Record set:
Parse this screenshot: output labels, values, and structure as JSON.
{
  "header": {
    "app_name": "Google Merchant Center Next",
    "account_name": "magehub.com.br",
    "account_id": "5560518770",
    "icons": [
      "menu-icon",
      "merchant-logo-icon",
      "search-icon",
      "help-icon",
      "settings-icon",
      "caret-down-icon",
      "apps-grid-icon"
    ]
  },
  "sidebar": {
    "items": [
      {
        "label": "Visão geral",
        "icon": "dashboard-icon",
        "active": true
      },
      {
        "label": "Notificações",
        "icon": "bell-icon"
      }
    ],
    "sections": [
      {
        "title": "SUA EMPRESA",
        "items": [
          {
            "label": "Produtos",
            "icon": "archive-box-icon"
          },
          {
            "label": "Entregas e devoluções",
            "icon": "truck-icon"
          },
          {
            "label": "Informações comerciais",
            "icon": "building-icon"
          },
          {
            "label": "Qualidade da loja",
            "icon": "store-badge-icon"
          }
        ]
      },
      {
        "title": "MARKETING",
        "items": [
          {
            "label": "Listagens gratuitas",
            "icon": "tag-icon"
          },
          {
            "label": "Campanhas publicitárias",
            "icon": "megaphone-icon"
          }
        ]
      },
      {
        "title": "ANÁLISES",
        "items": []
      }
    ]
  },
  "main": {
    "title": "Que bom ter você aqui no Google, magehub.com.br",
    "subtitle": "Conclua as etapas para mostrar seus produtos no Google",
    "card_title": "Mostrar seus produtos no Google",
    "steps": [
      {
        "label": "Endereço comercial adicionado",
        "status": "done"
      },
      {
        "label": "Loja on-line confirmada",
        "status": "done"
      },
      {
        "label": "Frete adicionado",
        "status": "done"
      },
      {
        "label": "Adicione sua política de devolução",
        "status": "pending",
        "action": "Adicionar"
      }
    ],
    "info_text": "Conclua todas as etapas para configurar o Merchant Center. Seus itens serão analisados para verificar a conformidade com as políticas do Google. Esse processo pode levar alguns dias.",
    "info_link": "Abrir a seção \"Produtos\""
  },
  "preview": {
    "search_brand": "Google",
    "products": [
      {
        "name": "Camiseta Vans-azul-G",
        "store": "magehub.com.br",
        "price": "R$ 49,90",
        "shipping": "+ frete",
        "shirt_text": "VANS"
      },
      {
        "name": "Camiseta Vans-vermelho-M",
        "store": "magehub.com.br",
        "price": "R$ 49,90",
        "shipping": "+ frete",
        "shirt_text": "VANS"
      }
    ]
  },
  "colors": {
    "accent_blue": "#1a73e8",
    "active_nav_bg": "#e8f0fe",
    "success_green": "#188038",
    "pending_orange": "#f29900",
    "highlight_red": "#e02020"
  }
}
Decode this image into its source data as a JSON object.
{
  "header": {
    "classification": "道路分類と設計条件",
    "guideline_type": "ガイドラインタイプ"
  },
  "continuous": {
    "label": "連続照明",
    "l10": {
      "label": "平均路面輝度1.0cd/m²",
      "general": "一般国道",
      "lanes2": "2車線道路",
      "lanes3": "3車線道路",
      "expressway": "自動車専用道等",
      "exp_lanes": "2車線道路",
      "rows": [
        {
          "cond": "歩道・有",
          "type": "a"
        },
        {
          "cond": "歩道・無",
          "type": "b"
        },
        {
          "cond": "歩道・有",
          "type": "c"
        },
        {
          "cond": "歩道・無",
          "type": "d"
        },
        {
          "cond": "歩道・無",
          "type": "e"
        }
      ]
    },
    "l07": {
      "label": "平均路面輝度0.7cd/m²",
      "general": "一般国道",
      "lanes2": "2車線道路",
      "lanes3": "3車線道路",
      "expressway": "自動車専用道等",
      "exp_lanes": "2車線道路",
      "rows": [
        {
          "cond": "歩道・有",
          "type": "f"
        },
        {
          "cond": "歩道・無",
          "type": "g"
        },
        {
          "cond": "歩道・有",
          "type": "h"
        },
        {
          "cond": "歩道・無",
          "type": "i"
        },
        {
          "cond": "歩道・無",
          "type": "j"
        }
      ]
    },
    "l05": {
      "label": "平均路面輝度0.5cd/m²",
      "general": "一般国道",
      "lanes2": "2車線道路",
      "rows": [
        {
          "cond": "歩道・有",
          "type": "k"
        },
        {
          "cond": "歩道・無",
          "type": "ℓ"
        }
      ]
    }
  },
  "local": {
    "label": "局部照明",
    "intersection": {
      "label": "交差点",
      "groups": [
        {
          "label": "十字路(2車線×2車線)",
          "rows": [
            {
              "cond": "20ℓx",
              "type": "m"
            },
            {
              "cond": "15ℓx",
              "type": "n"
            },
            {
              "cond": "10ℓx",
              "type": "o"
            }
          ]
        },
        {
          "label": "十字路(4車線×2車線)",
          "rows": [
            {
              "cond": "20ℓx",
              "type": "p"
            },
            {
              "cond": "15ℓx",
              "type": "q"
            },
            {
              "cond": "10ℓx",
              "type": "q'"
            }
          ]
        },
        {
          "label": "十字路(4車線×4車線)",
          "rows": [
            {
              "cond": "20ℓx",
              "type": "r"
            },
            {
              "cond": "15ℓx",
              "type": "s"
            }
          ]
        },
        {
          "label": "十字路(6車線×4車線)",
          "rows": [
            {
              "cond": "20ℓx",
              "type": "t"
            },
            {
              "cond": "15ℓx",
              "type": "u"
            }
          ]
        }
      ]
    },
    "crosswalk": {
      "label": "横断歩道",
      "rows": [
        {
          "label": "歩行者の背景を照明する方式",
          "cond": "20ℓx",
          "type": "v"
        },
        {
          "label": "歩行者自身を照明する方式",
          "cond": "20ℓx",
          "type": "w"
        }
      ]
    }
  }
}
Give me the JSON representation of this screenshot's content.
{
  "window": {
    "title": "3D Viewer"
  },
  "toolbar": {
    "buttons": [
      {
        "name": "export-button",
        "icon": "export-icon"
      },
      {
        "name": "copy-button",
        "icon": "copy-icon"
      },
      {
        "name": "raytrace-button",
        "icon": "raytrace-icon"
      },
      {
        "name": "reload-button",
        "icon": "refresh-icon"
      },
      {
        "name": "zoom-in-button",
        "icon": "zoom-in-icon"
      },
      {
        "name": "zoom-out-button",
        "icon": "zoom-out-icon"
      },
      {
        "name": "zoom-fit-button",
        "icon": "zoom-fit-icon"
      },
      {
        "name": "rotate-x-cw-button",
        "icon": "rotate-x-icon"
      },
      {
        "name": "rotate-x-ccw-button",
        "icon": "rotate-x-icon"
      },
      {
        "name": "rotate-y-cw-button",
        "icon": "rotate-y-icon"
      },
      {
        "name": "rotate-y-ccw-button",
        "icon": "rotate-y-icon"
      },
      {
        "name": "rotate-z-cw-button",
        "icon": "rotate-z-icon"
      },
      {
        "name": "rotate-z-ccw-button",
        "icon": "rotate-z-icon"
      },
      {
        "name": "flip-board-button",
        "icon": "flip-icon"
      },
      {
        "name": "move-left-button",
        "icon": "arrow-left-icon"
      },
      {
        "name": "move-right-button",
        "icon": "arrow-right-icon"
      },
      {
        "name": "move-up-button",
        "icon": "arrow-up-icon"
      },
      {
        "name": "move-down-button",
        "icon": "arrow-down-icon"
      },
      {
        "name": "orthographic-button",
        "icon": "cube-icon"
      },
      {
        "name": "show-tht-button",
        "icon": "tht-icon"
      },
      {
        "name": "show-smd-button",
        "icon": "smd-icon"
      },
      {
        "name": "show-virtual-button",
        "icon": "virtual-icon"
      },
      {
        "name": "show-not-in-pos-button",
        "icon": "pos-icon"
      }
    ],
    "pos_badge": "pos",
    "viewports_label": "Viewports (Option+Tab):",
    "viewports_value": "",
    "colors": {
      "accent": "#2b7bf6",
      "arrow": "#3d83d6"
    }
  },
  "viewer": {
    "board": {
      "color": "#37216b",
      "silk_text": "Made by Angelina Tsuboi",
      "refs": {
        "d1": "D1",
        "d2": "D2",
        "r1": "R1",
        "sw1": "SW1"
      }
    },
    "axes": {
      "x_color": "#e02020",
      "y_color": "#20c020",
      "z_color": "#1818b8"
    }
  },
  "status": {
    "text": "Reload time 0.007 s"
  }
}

Your goal:
Pick each line holding the word "right" out of the data and copy it.

Solution:
        "name": "move-right-button",
        "icon": "arrow-right-icon"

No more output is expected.